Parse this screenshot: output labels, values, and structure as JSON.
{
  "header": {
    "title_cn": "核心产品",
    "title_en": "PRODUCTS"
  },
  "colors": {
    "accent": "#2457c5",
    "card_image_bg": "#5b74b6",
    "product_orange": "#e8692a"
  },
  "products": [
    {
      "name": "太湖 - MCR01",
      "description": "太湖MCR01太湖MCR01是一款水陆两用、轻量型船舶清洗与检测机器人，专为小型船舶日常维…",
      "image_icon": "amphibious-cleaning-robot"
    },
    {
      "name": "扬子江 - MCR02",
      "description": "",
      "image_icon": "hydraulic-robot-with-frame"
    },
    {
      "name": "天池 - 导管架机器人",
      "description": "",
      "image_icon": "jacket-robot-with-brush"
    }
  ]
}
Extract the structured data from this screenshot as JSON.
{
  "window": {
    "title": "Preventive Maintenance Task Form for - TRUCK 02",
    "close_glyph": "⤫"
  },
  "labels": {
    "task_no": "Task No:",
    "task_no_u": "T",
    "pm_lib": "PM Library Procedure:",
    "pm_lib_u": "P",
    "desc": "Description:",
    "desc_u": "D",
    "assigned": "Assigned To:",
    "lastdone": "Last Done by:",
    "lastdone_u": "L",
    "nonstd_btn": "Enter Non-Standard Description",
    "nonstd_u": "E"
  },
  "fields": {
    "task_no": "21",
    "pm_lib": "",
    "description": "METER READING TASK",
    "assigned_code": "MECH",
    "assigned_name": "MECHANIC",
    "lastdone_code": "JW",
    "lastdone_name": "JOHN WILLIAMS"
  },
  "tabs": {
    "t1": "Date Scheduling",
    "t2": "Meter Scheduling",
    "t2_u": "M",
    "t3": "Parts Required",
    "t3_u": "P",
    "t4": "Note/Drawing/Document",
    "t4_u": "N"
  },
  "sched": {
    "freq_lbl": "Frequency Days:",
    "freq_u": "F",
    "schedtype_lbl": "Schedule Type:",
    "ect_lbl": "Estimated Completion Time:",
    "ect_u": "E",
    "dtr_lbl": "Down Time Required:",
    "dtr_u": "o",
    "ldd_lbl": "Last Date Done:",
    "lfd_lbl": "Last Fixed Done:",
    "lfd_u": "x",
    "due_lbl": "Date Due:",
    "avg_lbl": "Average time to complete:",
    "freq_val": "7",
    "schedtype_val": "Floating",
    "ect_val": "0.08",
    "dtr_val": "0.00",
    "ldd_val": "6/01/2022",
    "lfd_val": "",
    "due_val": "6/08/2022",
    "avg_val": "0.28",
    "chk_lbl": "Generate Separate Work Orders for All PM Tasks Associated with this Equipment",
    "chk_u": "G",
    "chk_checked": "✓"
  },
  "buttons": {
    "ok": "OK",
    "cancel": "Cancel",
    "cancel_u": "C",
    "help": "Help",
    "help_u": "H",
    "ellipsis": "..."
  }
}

+++

Short task: Extract each entry in full and write it down exactly.

Written reply:
Parse this screenshot: output labels, values, and structure as JSON.
{
  "header": {
    "title_cn": "核心产品",
    "title_en": "PRODUCTS"
  },
  "colors": {
    "accent": "#2457c5",
    "card_image_bg": "#5b74b6",
    "product_orange": "#e8692a"
  },
  "products": [
    {
      "name": "太湖 - MCR01",
      "description": "太湖MCR01太湖MCR01是一款水陆两用、轻量型船舶清洗与检测机器人，专为小型船舶日常维…",
      "image_icon": "amphibious-cleaning-robot"
    },
    {
      "name": "扬子江 - MCR02",
      "description": "",
      "image_icon": "hydraulic-robot-with-frame"
    },
    {
      "name": "天池 - 导管架机器人",
      "description": "",
      "image_icon": "jacket-robot-with-brush"
    }
  ]
}
Extract the structured data from this screenshot as JSON.
{
  "window": {
    "title": "Preventive Maintenance Task Form for - TRUCK 02",
    "close_glyph": "⤫"
  },
  "labels": {
    "task_no": "Task No:",
    "task_no_u": "T",
    "pm_lib": "PM Library Procedure:",
    "pm_lib_u": "P",
    "desc": "Description:",
    "desc_u": "D",
    "assigned": "Assigned To:",
    "lastdone": "Last Done by:",
    "lastdone_u": "L",
    "nonstd_btn": "Enter Non-Standard Description",
    "nonstd_u": "E"
  },
  "fields": {
    "task_no": "21",
    "pm_lib": "",
    "description": "METER READING TASK",
    "assigned_code": "MECH",
    "assigned_name": "MECHANIC",
    "lastdone_code": "JW",
    "lastdone_name": "JOHN WILLIAMS"
  },
  "tabs": {
    "t1": "Date Scheduling",
    "t2": "Meter Scheduling",
    "t2_u": "M",
    "t3": "Parts Required",
    "t3_u": "P",
    "t4": "Note/Drawing/Document",
    "t4_u": "N"
  },
  "sched": {
    "freq_lbl": "Frequency Days:",
    "freq_u": "F",
    "schedtype_lbl": "Schedule Type:",
    "ect_lbl": "Estimated Completion Time:",
    "ect_u": "E",
    "dtr_lbl": "Down Time Required:",
    "dtr_u": "o",
    "ldd_lbl": "Last Date Done:",
    "lfd_lbl": "Last Fixed Done:",
    "lfd_u": "x",
    "due_lbl": "Date Due:",
    "avg_lbl": "Average time to complete:",
    "freq_val": "7",
    "schedtype_val": "Floating",
    "ect_val": "0.08",
    "dtr_val": "0.00",
    "ldd_val": "6/01/2022",
    "lfd_val": "",
    "due_val": "6/08/2022",
    "avg_val": "0.28",
    "chk_lbl": "Generate Separate Work Orders for All PM Tasks Associated with this Equipment",
    "chk_u": "G",
    "chk_checked": "✓"
  },
  "buttons": {
    "ok": "OK",
    "cancel": "Cancel",
    "cancel_u": "C",
    "help": "Help",
    "help_u": "H",
    "ellipsis": "..."
  }
}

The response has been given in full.